__Exercise__
Can you print every record below exactly as written?

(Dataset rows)
'''

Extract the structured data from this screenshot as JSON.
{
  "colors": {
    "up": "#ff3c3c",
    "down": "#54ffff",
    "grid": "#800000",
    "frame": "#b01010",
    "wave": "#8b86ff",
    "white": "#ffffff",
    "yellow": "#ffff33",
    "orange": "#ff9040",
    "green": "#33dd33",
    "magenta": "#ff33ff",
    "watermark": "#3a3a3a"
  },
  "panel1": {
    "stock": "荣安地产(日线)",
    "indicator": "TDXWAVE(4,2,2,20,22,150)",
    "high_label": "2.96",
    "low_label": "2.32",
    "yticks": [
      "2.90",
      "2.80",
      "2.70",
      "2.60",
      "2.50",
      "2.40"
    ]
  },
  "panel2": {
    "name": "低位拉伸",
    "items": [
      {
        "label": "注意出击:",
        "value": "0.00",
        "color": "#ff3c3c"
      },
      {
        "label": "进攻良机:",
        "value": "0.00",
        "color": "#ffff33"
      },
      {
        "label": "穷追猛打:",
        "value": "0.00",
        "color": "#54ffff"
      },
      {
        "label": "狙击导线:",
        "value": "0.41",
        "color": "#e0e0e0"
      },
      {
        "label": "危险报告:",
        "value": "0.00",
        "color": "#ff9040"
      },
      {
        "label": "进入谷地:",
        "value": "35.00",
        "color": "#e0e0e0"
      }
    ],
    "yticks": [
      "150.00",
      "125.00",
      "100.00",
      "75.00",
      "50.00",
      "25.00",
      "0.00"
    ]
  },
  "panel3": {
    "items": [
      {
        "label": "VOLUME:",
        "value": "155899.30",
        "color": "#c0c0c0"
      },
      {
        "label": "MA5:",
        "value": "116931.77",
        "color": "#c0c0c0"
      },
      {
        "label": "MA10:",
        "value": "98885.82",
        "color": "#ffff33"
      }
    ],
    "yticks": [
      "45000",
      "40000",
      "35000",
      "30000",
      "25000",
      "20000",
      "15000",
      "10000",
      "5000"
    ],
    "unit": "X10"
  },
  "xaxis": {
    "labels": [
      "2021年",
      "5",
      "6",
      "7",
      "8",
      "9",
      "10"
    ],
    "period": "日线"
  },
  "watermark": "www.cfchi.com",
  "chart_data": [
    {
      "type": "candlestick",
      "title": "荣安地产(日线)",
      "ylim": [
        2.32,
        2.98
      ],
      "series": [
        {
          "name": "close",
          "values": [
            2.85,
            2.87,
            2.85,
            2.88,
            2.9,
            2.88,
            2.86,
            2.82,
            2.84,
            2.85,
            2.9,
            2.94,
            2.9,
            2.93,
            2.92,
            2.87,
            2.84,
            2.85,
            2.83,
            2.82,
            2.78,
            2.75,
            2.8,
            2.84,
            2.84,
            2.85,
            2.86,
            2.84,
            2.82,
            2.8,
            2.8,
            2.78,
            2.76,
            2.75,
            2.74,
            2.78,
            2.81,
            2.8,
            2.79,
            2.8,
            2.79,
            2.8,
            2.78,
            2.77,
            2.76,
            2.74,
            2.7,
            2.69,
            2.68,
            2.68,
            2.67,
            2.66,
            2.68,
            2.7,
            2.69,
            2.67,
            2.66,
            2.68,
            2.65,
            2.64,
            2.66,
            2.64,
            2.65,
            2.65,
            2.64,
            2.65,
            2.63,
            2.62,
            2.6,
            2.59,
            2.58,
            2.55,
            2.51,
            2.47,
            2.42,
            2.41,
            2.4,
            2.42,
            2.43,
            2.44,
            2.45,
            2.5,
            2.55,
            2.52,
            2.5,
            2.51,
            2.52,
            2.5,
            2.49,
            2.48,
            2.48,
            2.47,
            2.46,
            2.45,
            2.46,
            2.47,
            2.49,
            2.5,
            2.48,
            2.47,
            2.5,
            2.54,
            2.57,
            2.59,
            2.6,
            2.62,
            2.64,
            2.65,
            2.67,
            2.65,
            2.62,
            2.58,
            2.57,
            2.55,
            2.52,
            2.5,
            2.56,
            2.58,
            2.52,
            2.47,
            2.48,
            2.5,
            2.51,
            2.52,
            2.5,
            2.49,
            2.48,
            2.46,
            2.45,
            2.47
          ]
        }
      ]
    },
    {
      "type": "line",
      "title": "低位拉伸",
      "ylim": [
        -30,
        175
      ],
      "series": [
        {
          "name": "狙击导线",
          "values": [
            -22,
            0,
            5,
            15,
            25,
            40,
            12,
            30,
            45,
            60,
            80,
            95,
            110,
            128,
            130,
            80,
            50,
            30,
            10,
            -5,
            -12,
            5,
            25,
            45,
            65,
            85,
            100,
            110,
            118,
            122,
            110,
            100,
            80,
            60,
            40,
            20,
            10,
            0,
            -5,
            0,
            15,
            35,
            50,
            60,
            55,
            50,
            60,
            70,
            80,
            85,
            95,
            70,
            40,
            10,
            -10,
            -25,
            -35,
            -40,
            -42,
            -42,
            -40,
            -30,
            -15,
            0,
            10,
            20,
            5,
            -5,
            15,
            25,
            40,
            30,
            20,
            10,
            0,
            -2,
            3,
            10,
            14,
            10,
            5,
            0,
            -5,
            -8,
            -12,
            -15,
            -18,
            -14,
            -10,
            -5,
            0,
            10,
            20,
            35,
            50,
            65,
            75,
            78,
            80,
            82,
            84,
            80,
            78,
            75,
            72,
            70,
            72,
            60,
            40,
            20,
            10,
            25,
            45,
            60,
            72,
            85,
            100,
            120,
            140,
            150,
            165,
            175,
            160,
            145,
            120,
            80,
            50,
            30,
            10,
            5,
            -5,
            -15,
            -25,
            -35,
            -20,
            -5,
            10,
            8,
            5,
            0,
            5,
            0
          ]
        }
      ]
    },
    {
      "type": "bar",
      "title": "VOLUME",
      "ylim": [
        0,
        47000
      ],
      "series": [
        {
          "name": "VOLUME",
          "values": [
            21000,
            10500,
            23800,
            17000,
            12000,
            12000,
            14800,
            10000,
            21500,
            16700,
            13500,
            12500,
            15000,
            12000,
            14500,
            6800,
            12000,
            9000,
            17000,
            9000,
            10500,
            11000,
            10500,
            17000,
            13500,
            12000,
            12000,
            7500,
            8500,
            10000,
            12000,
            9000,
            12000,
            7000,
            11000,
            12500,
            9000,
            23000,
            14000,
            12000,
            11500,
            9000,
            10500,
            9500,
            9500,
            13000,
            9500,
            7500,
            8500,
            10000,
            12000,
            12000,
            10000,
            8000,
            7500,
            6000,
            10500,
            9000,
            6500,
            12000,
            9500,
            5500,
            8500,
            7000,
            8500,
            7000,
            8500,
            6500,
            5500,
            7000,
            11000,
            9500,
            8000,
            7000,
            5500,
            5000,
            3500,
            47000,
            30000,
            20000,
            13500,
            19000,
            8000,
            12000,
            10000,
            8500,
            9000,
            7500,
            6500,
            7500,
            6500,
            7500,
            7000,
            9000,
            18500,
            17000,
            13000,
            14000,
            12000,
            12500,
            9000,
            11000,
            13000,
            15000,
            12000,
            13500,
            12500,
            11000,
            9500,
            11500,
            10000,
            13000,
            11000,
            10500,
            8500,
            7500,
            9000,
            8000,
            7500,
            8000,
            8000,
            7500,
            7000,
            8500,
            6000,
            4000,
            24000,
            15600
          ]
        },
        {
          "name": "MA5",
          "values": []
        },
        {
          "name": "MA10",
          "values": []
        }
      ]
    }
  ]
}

'''

__Response to this exercise__
Extract the structured data from this screenshot as JSON.
{
  "colors": {
    "up": "#ff3c3c",
    "down": "#54ffff",
    "grid": "#800000",
    "frame": "#b01010",
    "wave": "#8b86ff",
    "white": "#ffffff",
    "yellow": "#ffff33",
    "orange": "#ff9040",
    "green": "#33dd33",
    "magenta": "#ff33ff",
    "watermark": "#3a3a3a"
  },
  "panel1": {
    "stock": "荣安地产(日线)",
    "indicator": "TDXWAVE(4,2,2,20,22,150)",
    "high_label": "2.96",
    "low_label": "2.32",
    "yticks": [
      "2.90",
      "2.80",
      "2.70",
      "2.60",
      "2.50",
      "2.40"
    ]
  },
  "panel2": {
    "name": "低位拉伸",
    "items": [
      {
        "label": "注意出击:",
        "value": "0.00",
        "color": "#ff3c3c"
      },
      {
        "label": "进攻良机:",
        "value": "0.00",
        "color": "#ffff33"
      },
      {
        "label": "穷追猛打:",
        "value": "0.00",
        "color": "#54ffff"
      },
      {
        "label": "狙击导线:",
        "value": "0.41",
        "color": "#e0e0e0"
      },
      {
        "label": "危险报告:",
        "value": "0.00",
        "color": "#ff9040"
      },
      {
        "label": "进入谷地:",
        "value": "35.00",
        "color": "#e0e0e0"
      }
    ],
    "yticks": [
      "150.00",
      "125.00",
      "100.00",
      "75.00",
      "50.00",
      "25.00",
      "0.00"
    ]
  },
  "panel3": {
    "items": [
      {
        "label": "VOLUME:",
        "value": "155899.30",
        "color": "#c0c0c0"
      },
      {
        "label": "MA5:",
        "value": "116931.77",
        "color": "#c0c0c0"
      },
      {
        "label": "MA10:",
        "value": "98885.82",
        "color": "#ffff33"
      }
    ],
    "yticks": [
      "45000",
      "40000",
      "35000",
      "30000",
      "25000",
      "20000",
      "15000",
      "10000",
      "5000"
    ],
    "unit": "X10"
  },
  "xaxis": {
    "labels": [
      "2021年",
      "5",
      "6",
      "7",
      "8",
      "9",
      "10"
    ],
    "period": "日线"
  },
  "watermark": "www.cfchi.com",
  "chart_data": [
    {
      "type": "candlestick",
      "title": "荣安地产(日线)",
      "ylim": [
        2.32,
        2.98
      ],
      "series": [
        {
          "name": "close",
          "values": [
            2.85,
            2.87,
            2.85,
            2.88,
            2.9,
            2.88,
            2.86,
            2.82,
            2.84,
            2.85,
            2.9,
            2.94,
            2.9,
            2.93,
            2.92,
            2.87,
            2.84,
            2.85,
            2.83,
            2.82,
            2.78,
            2.75,
            2.8,
            2.84,
            2.84,
            2.85,
            2.86,
            2.84,
            2.82,
            2.8,
            2.8,
            2.78,
            2.76,
            2.75,
            2.74,
            2.78,
            2.81,
            2.8,
            2.79,
            2.8,
            2.79,
            2.8,
            2.78,
            2.77,
            2.76,
            2.74,
            2.7,
            2.69,
            2.68,
            2.68,
            2.67,
            2.66,
            2.68,
            2.7,
            2.69,
            2.67,
            2.66,
            2.68,
            2.65,
            2.64,
            2.66,
            2.64,
            2.65,
            2.65,
            2.64,
            2.65,
            2.63,
            2.62,
            2.6,
            2.59,
            2.58,
            2.55,
            2.51,
            2.47,
            2.42,
            2.41,
            2.4,
            2.42,
            2.43,
            2.44,
            2.45,
            2.5,
            2.55,
            2.52,
            2.5,
            2.51,
            2.52,
            2.5,
            2.49,
            2.48,
            2.48,
            2.47,
            2.46,
            2.45,
            2.46,
            2.47,
            2.49,
            2.5,
            2.48,
            2.47,
            2.5,
            2.54,
            2.57,
            2.59,
            2.6,
            2.62,
            2.64,
            2.65,
            2.67,
            2.65,
            2.62,
            2.58,
            2.57,
            2.55,
            2.52,
            2.5,
            2.56,
            2.58,
            2.52,
            2.47,
            2.48,
            2.5,
            2.51,
            2.52,
            2.5,
            2.49,
            2.48,
            2.46,
            2.45,
            2.47
          ]
        }
      ]
    },
    {
      "type": "line",
      "title": "低位拉伸",
      "ylim": [
        -30,
        175
      ],
      "series": [
        {
          "name": "狙击导线",
          "values": [
            -22,
            0,
            5,
            15,
            25,
            40,
            12,
            30,
            45,
            60,
            80,
            95,
            110,
            128,
            130,
            80,
            50,
            30,
            10,
            -5,
            -12,
            5,
            25,
            45,
            65,
            85,
            100,
            110,
            118,
            122,
            110,
            100,
            80,
            60,
            40,
            20,
            10,
            0,
            -5,
            0,
            15,
            35,
            50,
            60,
            55,
            50,
            60,
            70,
            80,
            85,
            95,
            70,
            40,
            10,
            -10,
            -25,
            -35,
            -40,
            -42,
            -42,
            -40,
            -30,
            -15,
            0,
            10,
            20,
            5,
            -5,
            15,
            25,
            40,
            30,
            20,
            10,
            0,
            -2,
            3,
            10,
            14,
            10,
            5,
            0,
            -5,
            -8,
            -12,
            -15,
            -18,
            -14,
            -10,
            -5,
            0,
            10,
            20,
            35,
            50,
            65,
            75,
            78,
            80,
            82,
            84,
            80,
            78,
            75,
            72,
            70,
            72,
            60,
            40,
            20,
            10,
            25,
            45,
            60,
            72,
            85,
            100,
            120,
            140,
            150,
            165,
            175,
            160,
            145,
            120,
            80,
            50,
            30,
            10,
            5,
            -5,
            -15,
            -25,
            -35,
            -20,
            -5,
            10,
            8,
            5,
            0,
            5,
            0
          ]
        }
      ]
    },
    {
      "type": "bar",
      "title": "VOLUME",
      "ylim": [
        0,
        47000
      ],
      "series": [
        {
          "name": "VOLUME",
          "values": [
            21000,
            10500,
            23800,
            17000,
            12000,
            12000,
            14800,
            10000,
            21500,
            16700,
            13500,
            12500,
            15000,
            12000,
            14500,
            6800,
            12000,
            9000,
            17000,
            9000,
            10500,
            11000,
            10500,
            17000,
            13500,
            12000,
            12000,
            7500,
            8500,
            10000,
            12000,
            9000,
            12000,
            7000,
            11000,
            12500,
            9000,
            23000,
            14000,
            12000,
            11500,
            9000,
            10500,
            9500,
            9500,
            13000,
            9500,
            7500,
            8500,
            10000,
            12000,
            12000,
            10000,
            8000,
            7500,
            6000,
            10500,
            9000,
            6500,
            12000,
            9500,
            5500,
            8500,
            7000,
            8500,
            7000,
            8500,
            6500,
            5500,
            7000,
            11000,
            9500,
            8000,
            7000,
            5500,
            5000,
            3500,
            47000,
            30000,
            20000,
            13500,
            19000,
            8000,
            12000,
            10000,
            8500,
            9000,
            7500,
            6500,
            7500,
            6500,
            7500,
            7000,
            9000,
            18500,
            17000,
            13000,
            14000,
            12000,
            12500,
            9000,
            11000,
            13000,
            15000,
            12000,
            13500,
            12500,
            11000,
            9500,
            11500,
            10000,
            13000,
            11000,
            10500,
            8500,
            7500,
            9000,
            8000,
            7500,
            8000,
            8000,
            7500,
            7000,
            8500,
            6000,
            4000,
            24000,
            15600
          ]
        },
        {
          "name": "MA5",
          "values": []
        },
        {
          "name": "MA10",
          "values": []
        }
      ]
    }
  ]
}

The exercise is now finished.